- Stored data entries -
= = = =

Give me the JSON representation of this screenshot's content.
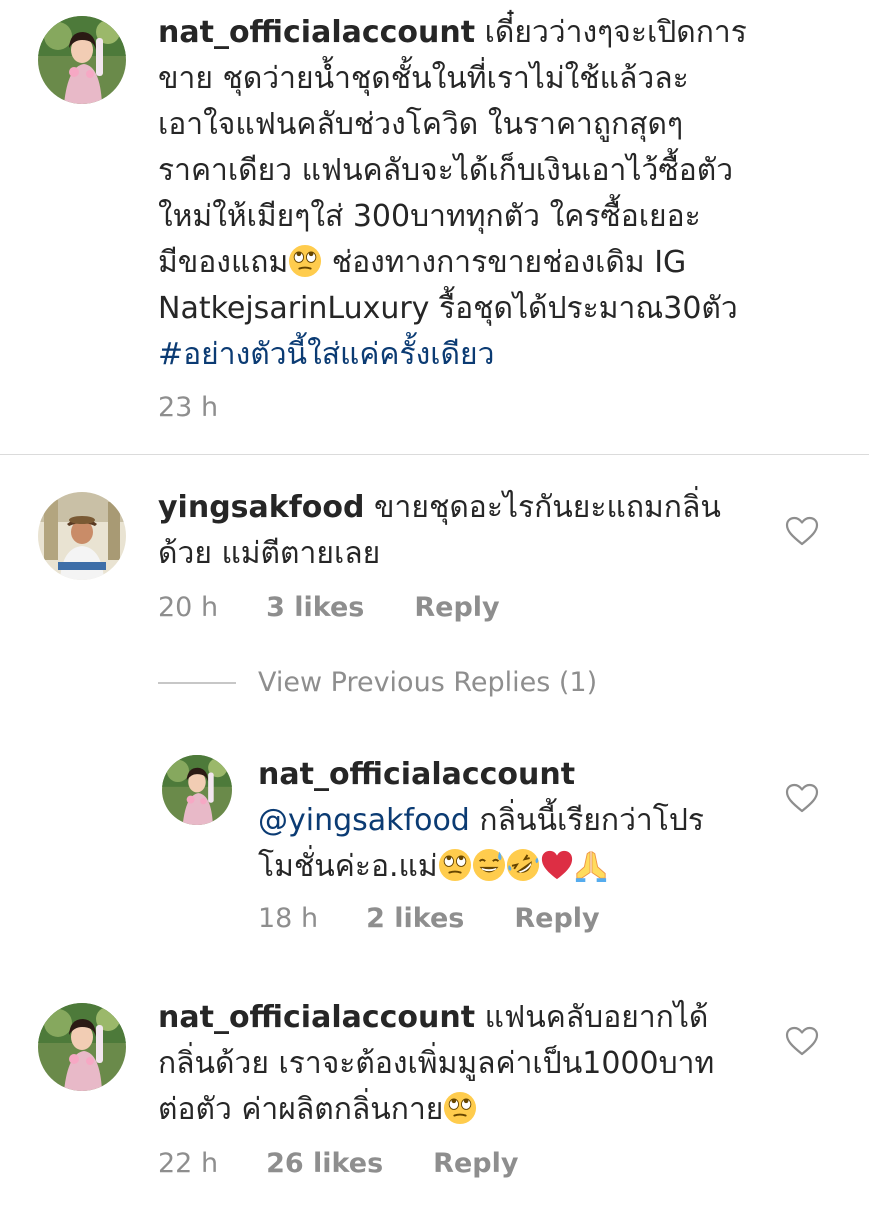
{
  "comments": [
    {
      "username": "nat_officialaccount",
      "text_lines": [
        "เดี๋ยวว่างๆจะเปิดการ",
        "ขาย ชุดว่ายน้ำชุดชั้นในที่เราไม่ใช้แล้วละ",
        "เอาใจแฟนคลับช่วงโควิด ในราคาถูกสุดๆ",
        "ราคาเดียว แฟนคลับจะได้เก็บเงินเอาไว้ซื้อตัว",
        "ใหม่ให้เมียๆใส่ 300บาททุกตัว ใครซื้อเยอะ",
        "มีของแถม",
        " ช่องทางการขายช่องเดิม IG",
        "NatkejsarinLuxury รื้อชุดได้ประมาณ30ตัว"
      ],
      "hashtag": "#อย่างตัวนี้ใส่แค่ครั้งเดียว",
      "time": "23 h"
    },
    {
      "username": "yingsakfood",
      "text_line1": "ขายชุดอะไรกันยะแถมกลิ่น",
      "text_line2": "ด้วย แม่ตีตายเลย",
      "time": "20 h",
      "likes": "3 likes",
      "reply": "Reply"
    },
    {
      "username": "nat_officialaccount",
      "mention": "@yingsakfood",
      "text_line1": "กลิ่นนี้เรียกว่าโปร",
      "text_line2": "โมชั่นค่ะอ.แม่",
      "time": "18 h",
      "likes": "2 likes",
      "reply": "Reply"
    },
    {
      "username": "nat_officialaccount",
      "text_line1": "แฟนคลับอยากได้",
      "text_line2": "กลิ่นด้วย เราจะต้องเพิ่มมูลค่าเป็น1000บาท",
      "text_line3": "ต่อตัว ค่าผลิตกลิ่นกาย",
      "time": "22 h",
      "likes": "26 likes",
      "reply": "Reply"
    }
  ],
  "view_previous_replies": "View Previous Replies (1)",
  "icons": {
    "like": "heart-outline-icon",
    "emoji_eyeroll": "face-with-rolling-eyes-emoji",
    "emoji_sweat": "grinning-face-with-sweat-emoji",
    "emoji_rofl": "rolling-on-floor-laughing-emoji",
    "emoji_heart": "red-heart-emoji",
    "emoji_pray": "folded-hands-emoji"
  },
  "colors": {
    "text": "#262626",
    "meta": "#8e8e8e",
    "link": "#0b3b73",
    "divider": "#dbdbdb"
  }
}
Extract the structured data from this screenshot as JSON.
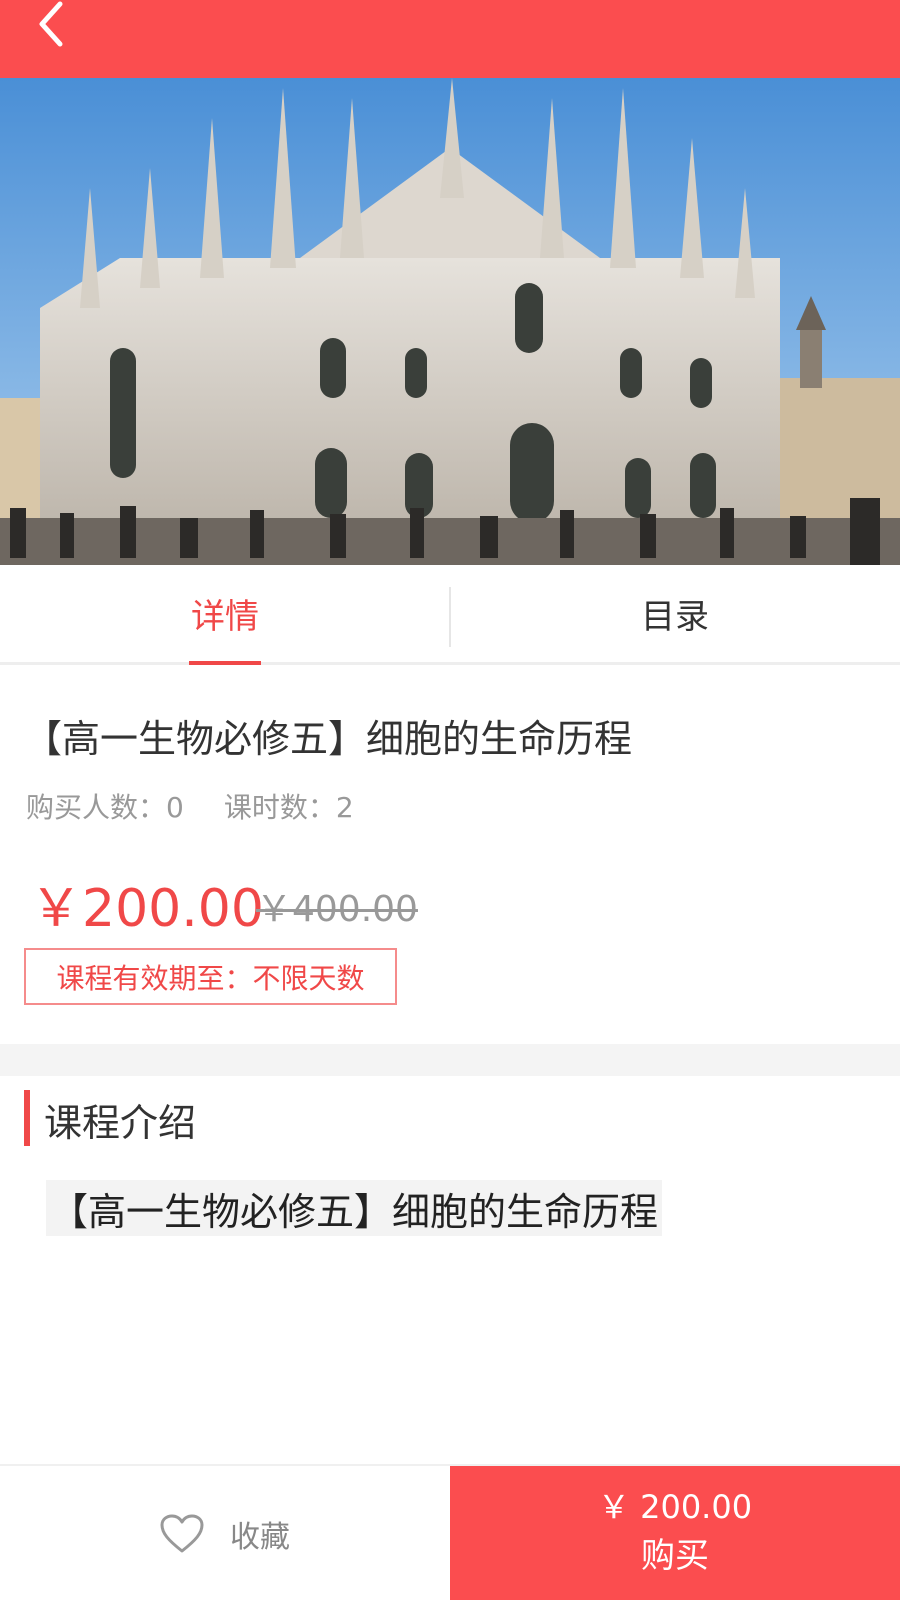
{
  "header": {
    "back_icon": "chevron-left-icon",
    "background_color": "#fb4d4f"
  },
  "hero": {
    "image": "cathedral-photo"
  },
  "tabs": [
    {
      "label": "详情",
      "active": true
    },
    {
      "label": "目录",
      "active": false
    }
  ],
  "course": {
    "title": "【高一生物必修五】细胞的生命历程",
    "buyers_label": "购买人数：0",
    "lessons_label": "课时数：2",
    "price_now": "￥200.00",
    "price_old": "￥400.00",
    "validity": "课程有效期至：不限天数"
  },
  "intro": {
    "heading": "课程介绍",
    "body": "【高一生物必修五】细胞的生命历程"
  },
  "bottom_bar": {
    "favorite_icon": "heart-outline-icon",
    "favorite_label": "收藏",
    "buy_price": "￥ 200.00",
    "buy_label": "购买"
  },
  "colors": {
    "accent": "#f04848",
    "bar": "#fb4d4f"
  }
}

= = = =

- Problem to work on -
Write the material out again exactly as it appears, dropping the pictures.

- Written solution -
Give me the JSON representation of this screenshot's content.
{
  "comments": [
    {
      "username": "nat_officialaccount",
      "text_lines": [
        "เดี๋ยวว่างๆจะเปิดการ",
        "ขาย ชุดว่ายน้ำชุดชั้นในที่เราไม่ใช้แล้วละ",
        "เอาใจแฟนคลับช่วงโควิด ในราคาถูกสุดๆ",
        "ราคาเดียว แฟนคลับจะได้เก็บเงินเอาไว้ซื้อตัว",
        "ใหม่ให้เมียๆใส่ 300บาททุกตัว ใครซื้อเยอะ",
        "มีของแถม",
        " ช่องทางการขายช่องเดิม IG",
        "NatkejsarinLuxury รื้อชุดได้ประมาณ30ตัว"
      ],
      "hashtag": "#อย่างตัวนี้ใส่แค่ครั้งเดียว",
      "time": "23 h"
    },
    {
      "username": "yingsakfood",
      "text_line1": "ขายชุดอะไรกันยะแถมกลิ่น",
      "text_line2": "ด้วย แม่ตีตายเลย",
      "time": "20 h",
      "likes": "3 likes",
      "reply": "Reply"
    },
    {
      "username": "nat_officialaccount",
      "mention": "@yingsakfood",
      "text_line1": "กลิ่นนี้เรียกว่าโปร",
      "text_line2": "โมชั่นค่ะอ.แม่",
      "time": "18 h",
      "likes": "2 likes",
      "reply": "Reply"
    },
    {
      "username": "nat_officialaccount",
      "text_line1": "แฟนคลับอยากได้",
      "text_line2": "กลิ่นด้วย เราจะต้องเพิ่มมูลค่าเป็น1000บาท",
      "text_line3": "ต่อตัว ค่าผลิตกลิ่นกาย",
      "time": "22 h",
      "likes": "26 likes",
      "reply": "Reply"
    }
  ],
  "view_previous_replies": "View Previous Replies (1)",
  "icons": {
    "like": "heart-outline-icon",
    "emoji_eyeroll": "face-with-rolling-eyes-emoji",
    "emoji_sweat": "grinning-face-with-sweat-emoji",
    "emoji_rofl": "rolling-on-floor-laughing-emoji",
    "emoji_heart": "red-heart-emoji",
    "emoji_pray": "folded-hands-emoji"
  },
  "colors": {
    "text": "#262626",
    "meta": "#8e8e8e",
    "link": "#0b3b73",
    "divider": "#dbdbdb"
  }
}
Extract the structured data from this screenshot as JSON.
{
  "header": {
    "back_icon": "chevron-left-icon",
    "background_color": "#fb4d4f"
  },
  "hero": {
    "image": "cathedral-photo"
  },
  "tabs": [
    {
      "label": "详情",
      "active": true
    },
    {
      "label": "目录",
      "active": false
    }
  ],
  "course": {
    "title": "【高一生物必修五】细胞的生命历程",
    "buyers_label": "购买人数：0",
    "lessons_label": "课时数：2",
    "price_now": "￥200.00",
    "price_old": "￥400.00",
    "validity": "课程有效期至：不限天数"
  },
  "intro": {
    "heading": "课程介绍",
    "body": "【高一生物必修五】细胞的生命历程"
  },
  "bottom_bar": {
    "favorite_icon": "heart-outline-icon",
    "favorite_label": "收藏",
    "buy_price": "￥ 200.00",
    "buy_label": "购买"
  },
  "colors": {
    "accent": "#f04848",
    "bar": "#fb4d4f"
  }
}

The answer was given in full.